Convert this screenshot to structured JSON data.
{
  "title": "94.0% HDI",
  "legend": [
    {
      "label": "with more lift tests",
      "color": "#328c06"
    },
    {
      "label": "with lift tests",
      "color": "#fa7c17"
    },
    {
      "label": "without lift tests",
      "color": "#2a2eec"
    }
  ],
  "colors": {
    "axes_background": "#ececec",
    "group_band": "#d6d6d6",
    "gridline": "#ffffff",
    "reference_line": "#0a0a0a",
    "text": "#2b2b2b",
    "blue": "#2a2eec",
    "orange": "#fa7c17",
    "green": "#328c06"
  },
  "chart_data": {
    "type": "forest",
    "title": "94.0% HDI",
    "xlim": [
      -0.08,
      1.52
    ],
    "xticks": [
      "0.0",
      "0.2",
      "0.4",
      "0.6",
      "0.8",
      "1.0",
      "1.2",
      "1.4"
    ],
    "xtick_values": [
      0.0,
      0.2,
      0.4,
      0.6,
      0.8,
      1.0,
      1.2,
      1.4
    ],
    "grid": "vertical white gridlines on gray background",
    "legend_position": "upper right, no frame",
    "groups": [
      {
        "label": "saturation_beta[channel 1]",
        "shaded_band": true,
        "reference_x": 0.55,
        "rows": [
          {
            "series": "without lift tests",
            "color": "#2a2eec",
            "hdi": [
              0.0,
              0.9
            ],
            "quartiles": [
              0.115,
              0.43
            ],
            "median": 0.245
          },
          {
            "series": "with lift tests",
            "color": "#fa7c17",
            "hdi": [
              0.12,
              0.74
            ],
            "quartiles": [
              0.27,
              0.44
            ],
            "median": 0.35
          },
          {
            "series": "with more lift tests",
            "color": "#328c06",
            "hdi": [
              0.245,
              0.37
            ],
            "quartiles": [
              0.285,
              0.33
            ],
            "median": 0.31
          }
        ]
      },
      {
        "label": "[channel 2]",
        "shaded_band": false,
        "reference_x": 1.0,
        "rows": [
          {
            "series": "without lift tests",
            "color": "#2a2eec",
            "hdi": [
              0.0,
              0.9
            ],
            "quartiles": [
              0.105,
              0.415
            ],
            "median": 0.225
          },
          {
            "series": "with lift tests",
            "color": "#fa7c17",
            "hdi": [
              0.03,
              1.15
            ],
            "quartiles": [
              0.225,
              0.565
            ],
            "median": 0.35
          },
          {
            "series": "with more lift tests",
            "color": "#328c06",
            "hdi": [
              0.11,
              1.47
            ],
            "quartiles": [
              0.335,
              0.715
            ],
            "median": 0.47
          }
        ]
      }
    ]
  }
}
----
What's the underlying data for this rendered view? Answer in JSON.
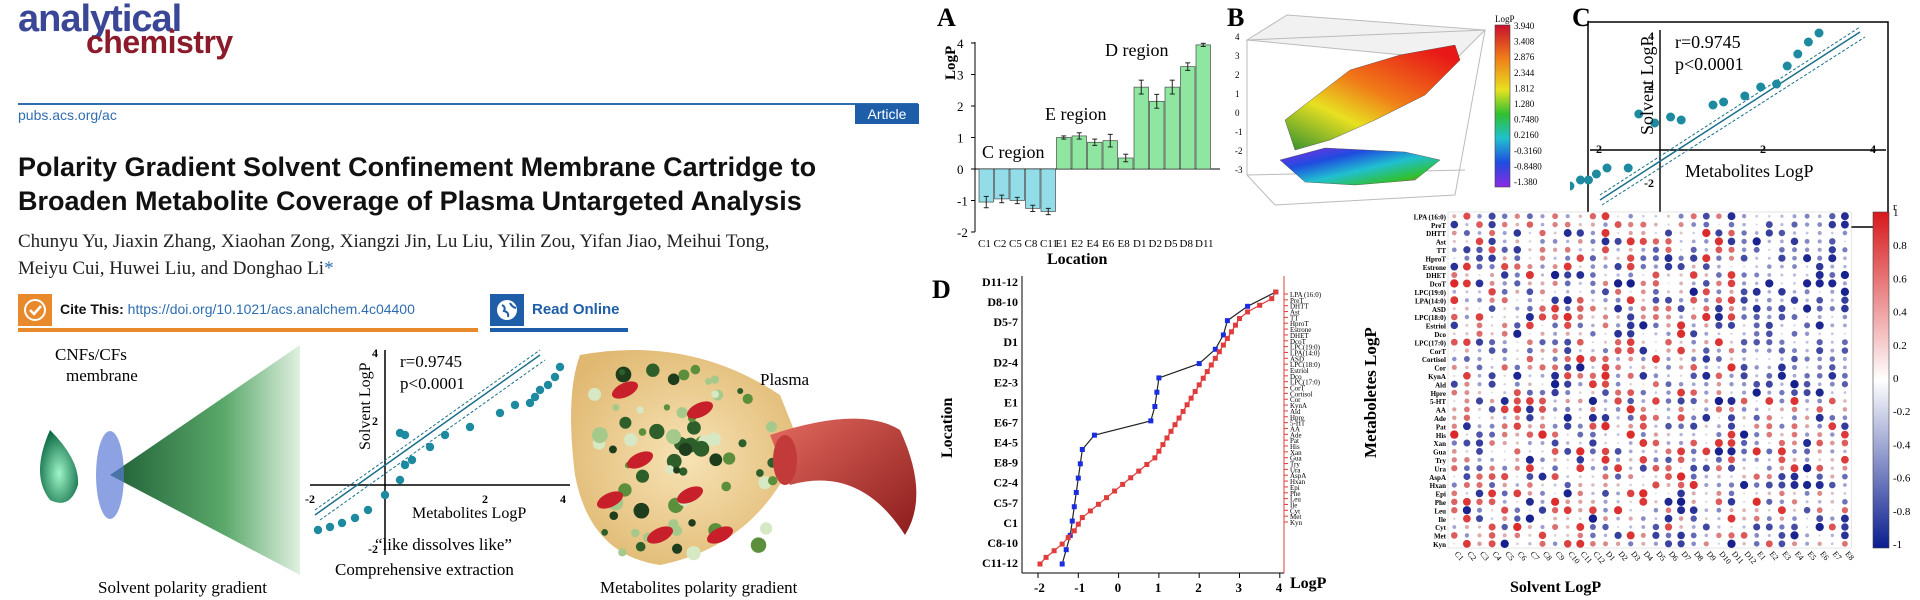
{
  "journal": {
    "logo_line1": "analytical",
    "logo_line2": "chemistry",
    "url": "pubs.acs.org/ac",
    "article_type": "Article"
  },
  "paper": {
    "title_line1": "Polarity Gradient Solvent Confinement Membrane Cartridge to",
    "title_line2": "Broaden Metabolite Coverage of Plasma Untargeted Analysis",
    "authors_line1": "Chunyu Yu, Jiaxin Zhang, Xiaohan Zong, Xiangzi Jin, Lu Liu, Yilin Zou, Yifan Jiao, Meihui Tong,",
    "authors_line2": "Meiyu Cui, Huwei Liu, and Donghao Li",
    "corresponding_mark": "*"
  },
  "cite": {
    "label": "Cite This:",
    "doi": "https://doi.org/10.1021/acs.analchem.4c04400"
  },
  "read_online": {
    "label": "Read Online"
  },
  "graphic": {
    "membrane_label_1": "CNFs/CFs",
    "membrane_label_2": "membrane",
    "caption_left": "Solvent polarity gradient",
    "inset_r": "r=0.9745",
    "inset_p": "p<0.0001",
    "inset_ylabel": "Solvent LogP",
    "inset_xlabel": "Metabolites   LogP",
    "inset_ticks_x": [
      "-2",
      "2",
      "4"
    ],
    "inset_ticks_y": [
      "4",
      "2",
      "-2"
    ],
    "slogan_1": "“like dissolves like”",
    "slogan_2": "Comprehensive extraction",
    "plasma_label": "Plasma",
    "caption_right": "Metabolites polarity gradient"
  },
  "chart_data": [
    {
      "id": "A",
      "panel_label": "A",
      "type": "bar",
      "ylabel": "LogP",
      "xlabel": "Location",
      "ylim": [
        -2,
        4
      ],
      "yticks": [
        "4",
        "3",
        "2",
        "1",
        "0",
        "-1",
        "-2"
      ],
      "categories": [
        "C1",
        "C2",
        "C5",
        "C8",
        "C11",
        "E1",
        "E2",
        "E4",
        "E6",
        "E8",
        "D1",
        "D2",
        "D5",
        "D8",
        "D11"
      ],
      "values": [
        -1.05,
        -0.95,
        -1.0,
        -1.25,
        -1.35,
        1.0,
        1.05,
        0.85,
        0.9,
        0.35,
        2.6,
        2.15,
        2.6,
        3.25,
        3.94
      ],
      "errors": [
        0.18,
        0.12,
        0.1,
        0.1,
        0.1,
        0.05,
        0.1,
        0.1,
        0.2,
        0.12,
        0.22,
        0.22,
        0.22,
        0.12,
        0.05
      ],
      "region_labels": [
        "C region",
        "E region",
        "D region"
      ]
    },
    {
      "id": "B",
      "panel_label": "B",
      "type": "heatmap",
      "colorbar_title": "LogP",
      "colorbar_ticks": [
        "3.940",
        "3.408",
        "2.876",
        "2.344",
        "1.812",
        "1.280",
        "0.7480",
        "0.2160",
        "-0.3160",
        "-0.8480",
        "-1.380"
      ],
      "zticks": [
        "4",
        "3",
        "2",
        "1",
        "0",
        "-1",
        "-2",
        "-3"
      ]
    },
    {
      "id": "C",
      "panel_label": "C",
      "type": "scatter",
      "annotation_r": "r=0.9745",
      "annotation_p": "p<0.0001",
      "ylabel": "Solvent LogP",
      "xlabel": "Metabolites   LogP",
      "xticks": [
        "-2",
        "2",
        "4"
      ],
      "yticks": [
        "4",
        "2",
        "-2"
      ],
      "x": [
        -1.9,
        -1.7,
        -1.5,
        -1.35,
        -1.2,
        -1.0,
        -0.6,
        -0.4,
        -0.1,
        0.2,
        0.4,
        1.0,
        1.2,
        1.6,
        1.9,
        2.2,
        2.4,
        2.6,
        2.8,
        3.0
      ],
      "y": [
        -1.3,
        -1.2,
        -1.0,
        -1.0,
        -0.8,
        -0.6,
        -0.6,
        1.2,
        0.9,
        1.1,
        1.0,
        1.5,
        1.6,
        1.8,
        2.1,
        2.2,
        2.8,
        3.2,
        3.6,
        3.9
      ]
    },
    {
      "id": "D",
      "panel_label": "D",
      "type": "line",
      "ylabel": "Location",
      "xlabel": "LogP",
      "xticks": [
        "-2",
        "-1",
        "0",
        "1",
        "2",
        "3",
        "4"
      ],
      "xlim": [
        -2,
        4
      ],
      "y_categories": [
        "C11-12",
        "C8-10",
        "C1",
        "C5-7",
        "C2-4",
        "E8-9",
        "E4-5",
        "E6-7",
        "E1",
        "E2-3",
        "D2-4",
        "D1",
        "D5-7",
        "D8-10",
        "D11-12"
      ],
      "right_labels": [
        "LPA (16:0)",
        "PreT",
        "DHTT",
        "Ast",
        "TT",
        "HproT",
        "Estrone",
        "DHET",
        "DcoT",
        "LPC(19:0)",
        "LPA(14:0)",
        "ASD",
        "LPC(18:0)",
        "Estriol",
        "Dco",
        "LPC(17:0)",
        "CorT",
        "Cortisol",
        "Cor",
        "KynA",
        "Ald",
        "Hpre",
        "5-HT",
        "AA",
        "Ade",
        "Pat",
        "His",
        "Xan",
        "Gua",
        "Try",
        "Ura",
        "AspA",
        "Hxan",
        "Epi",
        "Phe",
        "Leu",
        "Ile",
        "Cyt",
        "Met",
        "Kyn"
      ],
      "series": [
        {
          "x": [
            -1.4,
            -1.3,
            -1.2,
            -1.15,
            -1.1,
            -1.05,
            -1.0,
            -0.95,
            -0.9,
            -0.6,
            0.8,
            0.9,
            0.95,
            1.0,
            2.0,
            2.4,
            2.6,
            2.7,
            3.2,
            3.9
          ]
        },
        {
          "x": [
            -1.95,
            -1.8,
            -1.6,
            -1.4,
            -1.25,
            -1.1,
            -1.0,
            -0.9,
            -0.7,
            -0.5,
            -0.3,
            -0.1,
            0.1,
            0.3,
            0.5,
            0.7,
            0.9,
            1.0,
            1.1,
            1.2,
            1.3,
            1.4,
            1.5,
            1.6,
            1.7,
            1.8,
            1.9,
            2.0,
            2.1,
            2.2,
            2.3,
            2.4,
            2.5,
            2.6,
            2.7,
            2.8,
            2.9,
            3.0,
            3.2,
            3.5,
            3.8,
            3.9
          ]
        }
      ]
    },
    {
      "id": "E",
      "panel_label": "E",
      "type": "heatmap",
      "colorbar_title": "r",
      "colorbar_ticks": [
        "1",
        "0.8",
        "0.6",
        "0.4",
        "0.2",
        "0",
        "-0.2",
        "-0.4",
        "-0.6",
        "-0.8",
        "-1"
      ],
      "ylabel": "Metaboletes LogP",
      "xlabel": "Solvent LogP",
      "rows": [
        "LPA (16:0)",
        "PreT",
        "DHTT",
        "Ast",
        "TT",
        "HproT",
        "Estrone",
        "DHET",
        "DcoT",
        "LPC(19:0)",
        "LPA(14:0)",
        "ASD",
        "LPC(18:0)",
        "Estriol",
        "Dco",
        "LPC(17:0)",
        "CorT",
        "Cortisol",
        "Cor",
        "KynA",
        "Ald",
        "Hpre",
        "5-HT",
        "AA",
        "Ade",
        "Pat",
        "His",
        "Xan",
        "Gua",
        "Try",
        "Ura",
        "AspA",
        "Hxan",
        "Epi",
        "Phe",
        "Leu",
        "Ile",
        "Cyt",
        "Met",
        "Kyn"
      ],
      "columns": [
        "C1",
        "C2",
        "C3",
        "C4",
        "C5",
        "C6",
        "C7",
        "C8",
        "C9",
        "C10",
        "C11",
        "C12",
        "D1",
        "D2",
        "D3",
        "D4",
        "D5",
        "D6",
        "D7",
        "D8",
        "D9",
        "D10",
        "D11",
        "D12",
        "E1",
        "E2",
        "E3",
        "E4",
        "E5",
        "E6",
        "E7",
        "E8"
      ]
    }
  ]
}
----
• WRITTEN TASK
List the lines of the entries that include "Plasma".

• CORRECT RESULT
    "title_line2": "Broaden Metabolite Coverage of Plasma Untargeted Analysis",
    "plasma_label": "Plasma",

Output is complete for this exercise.